## MATERIAL TO PROCESS
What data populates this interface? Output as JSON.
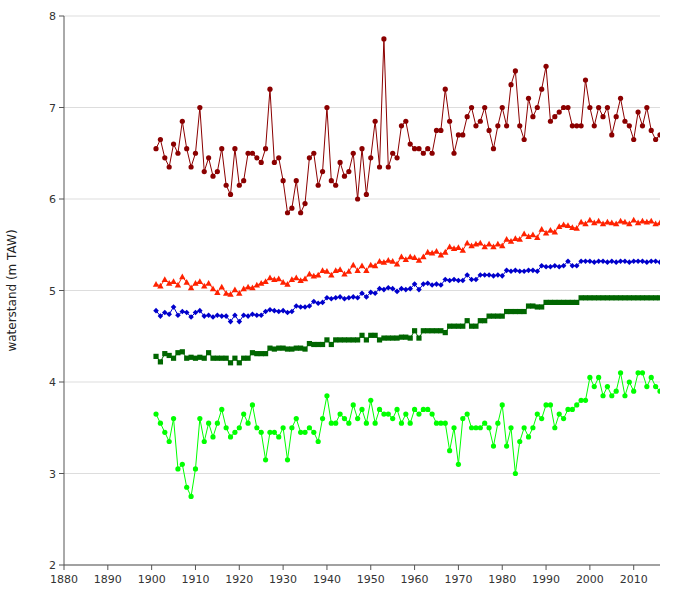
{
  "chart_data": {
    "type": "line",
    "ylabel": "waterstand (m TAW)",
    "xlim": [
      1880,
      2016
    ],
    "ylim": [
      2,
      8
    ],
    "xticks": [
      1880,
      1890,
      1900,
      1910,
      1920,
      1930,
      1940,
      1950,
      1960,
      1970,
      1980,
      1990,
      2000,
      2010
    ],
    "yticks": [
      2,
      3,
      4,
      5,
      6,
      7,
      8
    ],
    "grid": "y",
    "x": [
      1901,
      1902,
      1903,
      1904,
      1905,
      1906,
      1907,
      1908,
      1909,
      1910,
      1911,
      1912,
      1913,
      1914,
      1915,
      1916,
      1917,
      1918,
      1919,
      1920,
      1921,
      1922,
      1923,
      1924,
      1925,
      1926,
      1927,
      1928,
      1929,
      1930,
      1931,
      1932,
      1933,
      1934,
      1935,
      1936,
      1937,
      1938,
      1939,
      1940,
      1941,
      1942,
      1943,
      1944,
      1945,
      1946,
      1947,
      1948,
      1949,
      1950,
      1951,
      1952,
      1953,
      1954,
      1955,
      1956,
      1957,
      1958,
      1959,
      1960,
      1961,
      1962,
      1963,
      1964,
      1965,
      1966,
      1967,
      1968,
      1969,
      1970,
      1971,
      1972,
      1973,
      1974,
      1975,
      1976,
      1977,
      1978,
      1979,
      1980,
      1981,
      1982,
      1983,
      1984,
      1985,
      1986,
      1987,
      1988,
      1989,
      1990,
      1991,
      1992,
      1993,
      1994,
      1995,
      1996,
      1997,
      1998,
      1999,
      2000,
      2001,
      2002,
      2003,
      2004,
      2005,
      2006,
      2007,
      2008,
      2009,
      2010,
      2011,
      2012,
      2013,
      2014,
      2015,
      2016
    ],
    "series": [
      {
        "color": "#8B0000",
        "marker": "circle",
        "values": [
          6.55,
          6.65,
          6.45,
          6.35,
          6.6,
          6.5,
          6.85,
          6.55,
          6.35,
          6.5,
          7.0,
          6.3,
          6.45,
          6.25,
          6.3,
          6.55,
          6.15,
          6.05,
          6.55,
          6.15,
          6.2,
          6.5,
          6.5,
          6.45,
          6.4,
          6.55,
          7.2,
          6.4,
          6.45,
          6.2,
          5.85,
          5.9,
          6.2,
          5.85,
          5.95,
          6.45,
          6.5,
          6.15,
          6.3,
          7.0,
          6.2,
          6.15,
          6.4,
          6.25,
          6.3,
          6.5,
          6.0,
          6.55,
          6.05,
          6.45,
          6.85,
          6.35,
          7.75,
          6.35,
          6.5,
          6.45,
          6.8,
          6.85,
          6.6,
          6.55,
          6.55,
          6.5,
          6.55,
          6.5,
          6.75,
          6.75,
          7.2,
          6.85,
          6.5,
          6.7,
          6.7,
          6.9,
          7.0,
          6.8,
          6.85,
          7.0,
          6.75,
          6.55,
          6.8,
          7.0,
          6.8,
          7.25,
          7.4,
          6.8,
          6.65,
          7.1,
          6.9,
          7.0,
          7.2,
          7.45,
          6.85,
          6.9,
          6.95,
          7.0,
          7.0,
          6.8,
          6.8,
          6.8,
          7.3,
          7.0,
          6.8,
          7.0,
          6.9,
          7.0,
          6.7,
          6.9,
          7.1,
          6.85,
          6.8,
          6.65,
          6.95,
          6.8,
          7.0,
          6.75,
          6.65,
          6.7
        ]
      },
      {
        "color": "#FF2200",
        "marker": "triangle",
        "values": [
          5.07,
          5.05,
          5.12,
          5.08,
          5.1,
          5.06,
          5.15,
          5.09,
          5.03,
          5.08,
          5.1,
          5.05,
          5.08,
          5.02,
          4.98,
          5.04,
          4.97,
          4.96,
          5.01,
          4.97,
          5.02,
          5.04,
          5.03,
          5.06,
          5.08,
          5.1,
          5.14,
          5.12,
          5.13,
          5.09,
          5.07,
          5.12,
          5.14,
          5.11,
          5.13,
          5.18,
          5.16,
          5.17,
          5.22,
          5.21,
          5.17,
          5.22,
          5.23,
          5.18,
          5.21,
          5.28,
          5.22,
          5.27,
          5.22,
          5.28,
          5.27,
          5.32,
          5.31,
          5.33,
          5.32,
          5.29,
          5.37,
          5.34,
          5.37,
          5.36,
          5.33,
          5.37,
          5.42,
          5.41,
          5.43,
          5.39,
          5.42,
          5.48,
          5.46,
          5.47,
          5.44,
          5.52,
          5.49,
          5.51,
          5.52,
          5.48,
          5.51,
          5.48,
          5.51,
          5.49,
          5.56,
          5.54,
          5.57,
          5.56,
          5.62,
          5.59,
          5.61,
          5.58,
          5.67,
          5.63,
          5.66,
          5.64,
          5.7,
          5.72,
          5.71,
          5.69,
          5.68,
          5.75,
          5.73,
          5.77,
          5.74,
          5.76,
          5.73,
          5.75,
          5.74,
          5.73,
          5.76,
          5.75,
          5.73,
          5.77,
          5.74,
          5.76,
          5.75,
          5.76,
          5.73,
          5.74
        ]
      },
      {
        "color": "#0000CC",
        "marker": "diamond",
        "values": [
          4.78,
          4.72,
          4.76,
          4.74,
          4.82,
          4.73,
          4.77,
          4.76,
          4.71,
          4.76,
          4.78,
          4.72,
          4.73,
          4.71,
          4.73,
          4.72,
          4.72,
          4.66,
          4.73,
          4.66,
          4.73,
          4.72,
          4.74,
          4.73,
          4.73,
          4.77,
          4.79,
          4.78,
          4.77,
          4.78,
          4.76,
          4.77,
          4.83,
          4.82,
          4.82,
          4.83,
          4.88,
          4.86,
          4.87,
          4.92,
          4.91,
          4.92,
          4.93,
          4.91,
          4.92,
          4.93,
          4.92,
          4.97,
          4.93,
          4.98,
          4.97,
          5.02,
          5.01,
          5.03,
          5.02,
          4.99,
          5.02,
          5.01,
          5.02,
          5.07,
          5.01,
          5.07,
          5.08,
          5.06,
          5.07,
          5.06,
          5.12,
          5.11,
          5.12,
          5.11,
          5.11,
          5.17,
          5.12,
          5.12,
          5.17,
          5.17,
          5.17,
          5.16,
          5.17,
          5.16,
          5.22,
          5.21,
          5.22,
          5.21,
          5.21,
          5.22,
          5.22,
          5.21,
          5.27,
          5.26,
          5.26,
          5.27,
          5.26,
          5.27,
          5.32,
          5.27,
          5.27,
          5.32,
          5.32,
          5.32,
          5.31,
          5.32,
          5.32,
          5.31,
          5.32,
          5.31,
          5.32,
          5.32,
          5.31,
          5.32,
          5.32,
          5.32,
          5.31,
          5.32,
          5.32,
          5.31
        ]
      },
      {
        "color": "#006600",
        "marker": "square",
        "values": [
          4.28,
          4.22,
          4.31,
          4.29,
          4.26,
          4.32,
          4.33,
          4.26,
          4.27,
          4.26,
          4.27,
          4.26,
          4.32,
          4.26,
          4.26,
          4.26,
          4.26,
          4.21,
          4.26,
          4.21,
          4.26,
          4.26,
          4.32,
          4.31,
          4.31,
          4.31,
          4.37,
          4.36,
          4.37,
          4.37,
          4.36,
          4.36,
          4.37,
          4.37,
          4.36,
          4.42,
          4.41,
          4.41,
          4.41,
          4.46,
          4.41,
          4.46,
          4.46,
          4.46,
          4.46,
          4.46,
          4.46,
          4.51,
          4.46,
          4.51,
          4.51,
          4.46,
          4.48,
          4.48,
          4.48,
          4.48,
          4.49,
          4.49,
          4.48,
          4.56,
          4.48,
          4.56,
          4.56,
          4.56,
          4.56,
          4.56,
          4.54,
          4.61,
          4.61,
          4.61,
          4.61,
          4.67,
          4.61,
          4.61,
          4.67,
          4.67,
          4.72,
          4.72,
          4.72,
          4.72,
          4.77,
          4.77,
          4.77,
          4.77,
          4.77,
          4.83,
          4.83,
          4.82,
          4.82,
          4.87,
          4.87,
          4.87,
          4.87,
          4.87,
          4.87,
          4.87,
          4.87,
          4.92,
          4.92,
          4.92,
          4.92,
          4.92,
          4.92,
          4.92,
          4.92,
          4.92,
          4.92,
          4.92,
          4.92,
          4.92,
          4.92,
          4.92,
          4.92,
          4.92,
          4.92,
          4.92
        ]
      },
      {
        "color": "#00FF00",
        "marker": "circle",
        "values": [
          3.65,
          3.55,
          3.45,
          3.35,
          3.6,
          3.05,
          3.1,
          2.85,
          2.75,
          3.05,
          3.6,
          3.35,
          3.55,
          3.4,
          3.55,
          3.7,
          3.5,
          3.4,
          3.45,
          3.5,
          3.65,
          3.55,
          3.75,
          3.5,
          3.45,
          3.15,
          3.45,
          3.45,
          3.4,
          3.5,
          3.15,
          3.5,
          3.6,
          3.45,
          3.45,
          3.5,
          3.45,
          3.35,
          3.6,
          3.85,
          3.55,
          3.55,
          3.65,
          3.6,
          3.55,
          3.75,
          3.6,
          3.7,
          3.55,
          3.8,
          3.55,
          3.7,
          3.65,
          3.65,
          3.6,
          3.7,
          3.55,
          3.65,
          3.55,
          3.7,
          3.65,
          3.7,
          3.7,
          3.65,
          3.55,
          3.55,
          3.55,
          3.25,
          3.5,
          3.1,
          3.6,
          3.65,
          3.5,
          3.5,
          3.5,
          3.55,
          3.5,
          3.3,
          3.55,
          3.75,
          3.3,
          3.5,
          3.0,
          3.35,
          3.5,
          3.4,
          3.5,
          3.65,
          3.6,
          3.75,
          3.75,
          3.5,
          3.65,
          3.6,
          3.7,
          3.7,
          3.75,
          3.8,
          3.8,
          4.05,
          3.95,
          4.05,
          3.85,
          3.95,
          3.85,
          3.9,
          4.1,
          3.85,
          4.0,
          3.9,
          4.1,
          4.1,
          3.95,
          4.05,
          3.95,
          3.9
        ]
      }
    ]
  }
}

--

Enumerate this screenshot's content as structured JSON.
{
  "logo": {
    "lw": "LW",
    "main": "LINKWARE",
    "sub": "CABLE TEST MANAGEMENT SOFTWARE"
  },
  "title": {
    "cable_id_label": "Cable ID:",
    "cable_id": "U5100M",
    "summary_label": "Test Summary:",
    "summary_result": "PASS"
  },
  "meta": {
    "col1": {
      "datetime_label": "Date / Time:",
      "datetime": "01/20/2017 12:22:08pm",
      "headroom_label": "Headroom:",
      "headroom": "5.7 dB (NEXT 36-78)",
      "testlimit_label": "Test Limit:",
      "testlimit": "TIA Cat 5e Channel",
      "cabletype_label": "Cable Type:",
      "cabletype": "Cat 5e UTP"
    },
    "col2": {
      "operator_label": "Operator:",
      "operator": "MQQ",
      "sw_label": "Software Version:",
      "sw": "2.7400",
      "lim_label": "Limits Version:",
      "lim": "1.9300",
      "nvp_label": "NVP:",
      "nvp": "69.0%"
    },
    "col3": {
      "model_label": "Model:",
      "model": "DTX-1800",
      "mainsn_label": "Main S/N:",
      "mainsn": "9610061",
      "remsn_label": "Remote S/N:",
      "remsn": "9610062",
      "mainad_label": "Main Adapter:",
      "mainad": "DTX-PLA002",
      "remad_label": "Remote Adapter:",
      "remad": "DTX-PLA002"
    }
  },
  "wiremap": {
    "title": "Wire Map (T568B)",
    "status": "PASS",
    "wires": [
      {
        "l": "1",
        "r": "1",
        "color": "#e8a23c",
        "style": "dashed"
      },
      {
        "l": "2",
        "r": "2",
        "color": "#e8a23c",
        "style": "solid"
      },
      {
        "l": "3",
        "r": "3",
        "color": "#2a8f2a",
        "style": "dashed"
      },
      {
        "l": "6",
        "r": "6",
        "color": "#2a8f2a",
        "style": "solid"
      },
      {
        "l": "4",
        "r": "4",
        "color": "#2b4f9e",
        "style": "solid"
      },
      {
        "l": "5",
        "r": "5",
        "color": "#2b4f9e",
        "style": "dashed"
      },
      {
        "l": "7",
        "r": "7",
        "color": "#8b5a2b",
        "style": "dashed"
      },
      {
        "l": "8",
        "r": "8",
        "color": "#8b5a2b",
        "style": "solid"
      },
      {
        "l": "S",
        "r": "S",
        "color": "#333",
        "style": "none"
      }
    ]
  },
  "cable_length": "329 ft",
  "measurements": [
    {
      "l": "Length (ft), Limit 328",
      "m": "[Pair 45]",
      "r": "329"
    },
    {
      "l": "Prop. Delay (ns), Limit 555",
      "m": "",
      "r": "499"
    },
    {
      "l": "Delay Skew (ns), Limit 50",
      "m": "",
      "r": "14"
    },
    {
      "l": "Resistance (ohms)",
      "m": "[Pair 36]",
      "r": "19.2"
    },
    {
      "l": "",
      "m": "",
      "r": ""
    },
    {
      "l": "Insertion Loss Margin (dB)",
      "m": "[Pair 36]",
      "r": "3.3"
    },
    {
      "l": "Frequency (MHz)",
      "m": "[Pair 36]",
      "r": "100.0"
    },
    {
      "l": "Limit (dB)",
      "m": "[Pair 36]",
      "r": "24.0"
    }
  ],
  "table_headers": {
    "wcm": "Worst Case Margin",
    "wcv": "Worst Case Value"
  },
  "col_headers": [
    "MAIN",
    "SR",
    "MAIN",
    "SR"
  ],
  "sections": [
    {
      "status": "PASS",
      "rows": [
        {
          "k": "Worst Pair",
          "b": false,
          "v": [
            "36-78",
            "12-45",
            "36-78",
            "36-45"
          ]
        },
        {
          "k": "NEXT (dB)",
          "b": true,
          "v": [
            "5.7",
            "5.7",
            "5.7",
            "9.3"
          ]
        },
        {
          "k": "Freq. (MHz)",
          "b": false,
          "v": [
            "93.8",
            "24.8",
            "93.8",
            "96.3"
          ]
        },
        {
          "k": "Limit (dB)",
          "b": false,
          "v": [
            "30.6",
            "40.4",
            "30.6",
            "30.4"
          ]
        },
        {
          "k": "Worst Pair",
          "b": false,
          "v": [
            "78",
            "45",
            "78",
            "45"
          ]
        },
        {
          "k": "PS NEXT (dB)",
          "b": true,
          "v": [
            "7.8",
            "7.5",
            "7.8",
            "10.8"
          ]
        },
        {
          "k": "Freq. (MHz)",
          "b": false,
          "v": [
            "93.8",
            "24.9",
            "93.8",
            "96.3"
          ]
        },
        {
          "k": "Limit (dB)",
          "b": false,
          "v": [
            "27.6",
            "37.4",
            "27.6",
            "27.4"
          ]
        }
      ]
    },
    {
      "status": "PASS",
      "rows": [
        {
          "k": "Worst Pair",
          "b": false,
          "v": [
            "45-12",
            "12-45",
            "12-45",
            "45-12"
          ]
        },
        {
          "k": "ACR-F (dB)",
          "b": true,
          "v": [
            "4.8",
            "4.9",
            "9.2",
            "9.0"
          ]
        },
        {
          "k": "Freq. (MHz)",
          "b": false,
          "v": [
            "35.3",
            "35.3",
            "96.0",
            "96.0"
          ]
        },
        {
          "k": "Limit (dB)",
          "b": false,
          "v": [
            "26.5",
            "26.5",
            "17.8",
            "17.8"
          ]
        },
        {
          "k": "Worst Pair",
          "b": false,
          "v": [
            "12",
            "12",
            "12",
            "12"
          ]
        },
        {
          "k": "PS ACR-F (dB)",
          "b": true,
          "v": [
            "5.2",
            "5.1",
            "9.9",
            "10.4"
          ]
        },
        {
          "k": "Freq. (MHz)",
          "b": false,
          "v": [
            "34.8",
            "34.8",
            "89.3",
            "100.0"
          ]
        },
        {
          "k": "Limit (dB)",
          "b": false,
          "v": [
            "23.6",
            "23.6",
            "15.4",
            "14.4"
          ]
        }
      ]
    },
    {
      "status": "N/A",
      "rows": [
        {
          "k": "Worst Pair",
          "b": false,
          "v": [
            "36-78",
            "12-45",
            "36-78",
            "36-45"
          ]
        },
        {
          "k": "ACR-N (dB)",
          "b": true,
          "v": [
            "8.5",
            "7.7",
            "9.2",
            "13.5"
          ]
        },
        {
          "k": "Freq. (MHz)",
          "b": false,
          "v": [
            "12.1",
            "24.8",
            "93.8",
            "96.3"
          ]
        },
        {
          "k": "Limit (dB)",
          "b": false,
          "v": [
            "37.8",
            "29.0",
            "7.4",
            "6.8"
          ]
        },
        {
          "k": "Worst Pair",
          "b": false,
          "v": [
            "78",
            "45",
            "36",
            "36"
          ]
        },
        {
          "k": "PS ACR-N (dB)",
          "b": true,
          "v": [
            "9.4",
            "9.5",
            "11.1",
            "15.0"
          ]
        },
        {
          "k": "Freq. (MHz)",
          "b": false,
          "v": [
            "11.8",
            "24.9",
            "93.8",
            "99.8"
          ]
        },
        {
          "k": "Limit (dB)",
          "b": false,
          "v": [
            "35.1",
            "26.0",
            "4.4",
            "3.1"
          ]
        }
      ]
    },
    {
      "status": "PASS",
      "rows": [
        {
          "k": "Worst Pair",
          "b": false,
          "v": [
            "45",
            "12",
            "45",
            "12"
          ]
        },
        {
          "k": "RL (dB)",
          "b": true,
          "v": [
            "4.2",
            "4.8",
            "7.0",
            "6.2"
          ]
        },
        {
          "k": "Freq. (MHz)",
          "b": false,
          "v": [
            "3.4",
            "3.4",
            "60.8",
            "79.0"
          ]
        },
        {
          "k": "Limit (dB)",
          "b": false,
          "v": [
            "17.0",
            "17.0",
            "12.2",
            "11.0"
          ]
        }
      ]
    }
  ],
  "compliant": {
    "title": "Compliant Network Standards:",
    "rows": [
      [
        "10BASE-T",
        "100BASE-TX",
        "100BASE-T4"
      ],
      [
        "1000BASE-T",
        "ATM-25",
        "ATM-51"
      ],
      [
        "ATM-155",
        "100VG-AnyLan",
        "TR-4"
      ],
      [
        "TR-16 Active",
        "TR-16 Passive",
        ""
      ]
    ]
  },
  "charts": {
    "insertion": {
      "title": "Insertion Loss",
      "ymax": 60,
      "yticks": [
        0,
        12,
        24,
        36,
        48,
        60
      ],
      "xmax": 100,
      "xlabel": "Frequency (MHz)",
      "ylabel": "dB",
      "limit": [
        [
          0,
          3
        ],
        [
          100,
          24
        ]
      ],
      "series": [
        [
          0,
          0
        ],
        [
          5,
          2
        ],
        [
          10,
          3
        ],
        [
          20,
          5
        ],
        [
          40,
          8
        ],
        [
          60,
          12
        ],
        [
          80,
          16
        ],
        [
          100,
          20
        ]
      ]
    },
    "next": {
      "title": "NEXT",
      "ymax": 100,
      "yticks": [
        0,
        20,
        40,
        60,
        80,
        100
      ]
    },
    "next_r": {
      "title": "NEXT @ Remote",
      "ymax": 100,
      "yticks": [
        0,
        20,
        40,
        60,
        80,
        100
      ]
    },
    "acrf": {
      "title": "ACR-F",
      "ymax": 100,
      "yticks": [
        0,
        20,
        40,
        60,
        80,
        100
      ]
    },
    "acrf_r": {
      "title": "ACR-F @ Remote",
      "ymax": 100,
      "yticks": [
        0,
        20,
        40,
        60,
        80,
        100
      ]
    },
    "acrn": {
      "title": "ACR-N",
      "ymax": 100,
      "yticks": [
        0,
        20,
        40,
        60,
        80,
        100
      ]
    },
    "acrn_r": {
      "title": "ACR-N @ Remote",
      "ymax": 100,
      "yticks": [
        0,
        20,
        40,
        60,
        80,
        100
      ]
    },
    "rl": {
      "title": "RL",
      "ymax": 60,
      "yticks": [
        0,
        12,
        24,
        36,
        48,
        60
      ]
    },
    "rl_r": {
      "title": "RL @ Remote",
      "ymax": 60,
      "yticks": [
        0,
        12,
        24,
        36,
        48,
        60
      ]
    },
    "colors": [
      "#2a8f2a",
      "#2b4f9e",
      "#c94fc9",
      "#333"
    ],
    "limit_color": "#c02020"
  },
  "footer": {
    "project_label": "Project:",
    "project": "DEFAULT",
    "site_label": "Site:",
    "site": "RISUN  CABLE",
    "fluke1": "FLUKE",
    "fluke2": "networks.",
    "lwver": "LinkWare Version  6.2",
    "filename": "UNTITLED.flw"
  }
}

---

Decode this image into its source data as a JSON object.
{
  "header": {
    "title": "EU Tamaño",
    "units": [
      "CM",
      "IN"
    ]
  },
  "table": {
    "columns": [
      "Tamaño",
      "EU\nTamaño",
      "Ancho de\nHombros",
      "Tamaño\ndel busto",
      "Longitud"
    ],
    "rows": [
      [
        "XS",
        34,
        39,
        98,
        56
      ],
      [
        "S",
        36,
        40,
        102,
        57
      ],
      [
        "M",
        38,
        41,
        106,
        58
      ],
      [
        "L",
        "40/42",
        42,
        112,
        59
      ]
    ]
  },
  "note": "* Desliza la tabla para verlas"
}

## AIM OF THE TASK
Give only the number of lines in the entries above that contain the string "Version".

## COMPLETED EXERCISE
3